La Guerra Sucia dejó un saldo de casi 30,000 personas muertas.


----------



## ghoti

ERASMO_GALENO said:


> I am not the owner of la verdad


 
Aii, ¡qué lástima! It would have been so convenient to know who to turn to!


----------



## JoseCarlosdel

Yes, but then you forget they were killed


----------



## xialux

mlagrl said:


> Luego, ¿se puede decir "fueron matadas"?


 
No lo creo, no es apropiado....
Podriamos interpretar *were killed* como que *murieron* y no traducir textualmente


----------



## xialux

eyowell said:


> Sé que me van a decir que no es correcto, pero he visto cada vez con más frecuencia el término "fueron muertas", aún en textos de cierto respaldo literario, como publicaciones periodísticas; es posible que con el tiempo este modismo termine siendo aceptado, aunque creo que es un barbarismo (una traducción casi literal del inglés "were killed").

Líneas extraídas:
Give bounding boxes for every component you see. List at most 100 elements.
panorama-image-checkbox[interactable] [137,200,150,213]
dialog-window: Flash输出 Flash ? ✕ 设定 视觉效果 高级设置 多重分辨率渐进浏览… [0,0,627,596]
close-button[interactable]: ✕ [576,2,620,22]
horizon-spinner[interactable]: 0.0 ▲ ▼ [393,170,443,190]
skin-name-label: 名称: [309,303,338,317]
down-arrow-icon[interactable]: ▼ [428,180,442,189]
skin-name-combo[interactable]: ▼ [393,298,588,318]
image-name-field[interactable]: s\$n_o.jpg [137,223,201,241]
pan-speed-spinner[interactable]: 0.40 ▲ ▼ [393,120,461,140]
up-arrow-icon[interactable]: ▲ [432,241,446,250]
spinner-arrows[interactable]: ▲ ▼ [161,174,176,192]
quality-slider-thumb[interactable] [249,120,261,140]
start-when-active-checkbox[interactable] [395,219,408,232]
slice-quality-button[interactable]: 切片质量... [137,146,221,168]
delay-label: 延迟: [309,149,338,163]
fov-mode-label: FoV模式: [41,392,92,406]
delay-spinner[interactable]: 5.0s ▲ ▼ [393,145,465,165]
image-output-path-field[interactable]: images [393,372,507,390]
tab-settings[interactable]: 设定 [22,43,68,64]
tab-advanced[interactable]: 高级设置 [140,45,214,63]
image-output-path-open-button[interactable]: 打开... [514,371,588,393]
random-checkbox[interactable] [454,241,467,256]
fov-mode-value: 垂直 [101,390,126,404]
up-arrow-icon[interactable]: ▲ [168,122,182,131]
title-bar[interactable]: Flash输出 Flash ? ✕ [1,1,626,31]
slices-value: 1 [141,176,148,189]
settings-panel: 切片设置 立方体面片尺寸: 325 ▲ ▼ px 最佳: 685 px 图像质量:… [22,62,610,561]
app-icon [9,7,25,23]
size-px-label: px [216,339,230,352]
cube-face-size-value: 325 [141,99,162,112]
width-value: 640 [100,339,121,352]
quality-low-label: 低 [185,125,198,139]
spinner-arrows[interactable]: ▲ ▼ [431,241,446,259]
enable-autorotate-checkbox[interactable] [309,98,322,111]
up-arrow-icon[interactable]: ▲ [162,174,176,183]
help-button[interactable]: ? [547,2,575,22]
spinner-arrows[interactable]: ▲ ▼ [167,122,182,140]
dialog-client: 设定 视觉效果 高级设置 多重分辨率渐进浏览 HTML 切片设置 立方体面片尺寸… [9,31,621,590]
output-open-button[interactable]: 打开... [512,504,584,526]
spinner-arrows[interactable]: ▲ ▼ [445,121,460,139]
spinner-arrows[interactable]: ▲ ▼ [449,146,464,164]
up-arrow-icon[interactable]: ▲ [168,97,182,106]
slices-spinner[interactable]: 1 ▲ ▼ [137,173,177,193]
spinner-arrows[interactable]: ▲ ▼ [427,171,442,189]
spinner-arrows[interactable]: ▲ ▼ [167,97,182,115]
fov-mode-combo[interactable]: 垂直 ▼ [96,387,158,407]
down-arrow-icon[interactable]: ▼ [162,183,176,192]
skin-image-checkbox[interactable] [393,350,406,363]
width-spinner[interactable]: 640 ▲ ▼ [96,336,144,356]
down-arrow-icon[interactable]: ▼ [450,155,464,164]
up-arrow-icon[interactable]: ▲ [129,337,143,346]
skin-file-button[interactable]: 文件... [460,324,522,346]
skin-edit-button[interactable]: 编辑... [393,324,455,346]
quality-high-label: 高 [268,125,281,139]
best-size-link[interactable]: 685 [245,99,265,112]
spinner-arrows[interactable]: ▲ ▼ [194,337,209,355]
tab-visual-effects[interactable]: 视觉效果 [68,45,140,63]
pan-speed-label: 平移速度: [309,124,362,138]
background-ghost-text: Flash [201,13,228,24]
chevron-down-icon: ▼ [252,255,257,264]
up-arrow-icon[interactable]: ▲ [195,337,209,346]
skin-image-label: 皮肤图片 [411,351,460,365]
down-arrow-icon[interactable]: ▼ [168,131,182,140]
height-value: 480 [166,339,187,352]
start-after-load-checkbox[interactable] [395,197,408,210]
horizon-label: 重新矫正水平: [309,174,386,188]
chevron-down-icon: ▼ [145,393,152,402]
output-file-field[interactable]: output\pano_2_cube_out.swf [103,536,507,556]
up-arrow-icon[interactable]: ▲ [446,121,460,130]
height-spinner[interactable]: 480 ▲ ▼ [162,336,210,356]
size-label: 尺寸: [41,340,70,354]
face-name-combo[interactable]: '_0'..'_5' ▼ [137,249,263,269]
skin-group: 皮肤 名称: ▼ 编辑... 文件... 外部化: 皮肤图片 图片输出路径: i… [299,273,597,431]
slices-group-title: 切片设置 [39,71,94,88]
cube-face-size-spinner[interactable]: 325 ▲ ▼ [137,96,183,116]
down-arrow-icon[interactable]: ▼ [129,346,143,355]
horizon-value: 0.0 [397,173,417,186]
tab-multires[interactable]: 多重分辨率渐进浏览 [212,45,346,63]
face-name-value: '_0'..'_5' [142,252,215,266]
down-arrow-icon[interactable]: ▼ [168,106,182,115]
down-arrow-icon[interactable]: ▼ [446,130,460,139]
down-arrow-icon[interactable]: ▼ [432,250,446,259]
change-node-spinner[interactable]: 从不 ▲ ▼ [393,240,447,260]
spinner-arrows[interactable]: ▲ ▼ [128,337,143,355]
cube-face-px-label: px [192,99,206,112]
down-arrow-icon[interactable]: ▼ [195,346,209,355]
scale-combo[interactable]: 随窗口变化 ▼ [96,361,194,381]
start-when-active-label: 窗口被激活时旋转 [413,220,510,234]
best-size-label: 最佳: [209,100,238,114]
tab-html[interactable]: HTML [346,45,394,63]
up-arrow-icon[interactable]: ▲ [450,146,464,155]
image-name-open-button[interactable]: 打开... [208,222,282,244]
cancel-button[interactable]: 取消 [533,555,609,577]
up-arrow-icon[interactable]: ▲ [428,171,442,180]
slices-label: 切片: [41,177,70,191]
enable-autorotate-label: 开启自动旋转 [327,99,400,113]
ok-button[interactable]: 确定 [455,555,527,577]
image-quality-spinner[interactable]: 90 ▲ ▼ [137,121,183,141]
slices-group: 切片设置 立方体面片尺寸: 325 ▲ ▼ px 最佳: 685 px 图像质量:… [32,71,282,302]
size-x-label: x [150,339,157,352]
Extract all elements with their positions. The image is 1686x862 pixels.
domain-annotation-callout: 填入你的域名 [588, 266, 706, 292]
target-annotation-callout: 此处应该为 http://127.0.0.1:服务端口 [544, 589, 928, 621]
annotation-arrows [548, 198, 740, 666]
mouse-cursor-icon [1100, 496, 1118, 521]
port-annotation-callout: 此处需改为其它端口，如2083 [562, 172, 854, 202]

Tareas:
A: Responde estas preguntas sobre el hilo del foro acerca de cómo traducir «were killed»:
(i) ¿Cuántas personas murieron en la Guerra Sucia, según el hilo?
(ii) ¿Qué usuario propone entender *were killed* como *murieron* en lugar de traducirlo palabra por palabra?
(iii) En el mensaje que se cita de eyowell, ¿cómo llama a la expresión "fueron muertas"?
B: Sigue escribiendo el hilo del foro sobre cómo traducir «were killed», justo después de su última oración.

Respuestas:
A:
(i) Casi 30,000 personas.
(ii) xialux.
(iii) La llama barbarismo, una traducción casi literal del inglés "were killed".

B:
> Alternativas: 30.000 personas resultaron muertas.
> 30.000 personas fueron asesinadas.
> 30.000 personas resultaron muertas o asesinadas.
> 
> Acepto críticas.


 
Estas en lo correcto


----------



## Antonio123

no es correcto.
fueron muertos, quiere decir que estan vivos, que revivieron.
estaria bien decir esto... ellos alguna vez fueron muertos.
dependo de la situacion.


----------



## JoseCarlosdel

A mí tampoco me suena bien "fueron muertos",
yo sigo diciendo que es mejor "*Se mataron a...* "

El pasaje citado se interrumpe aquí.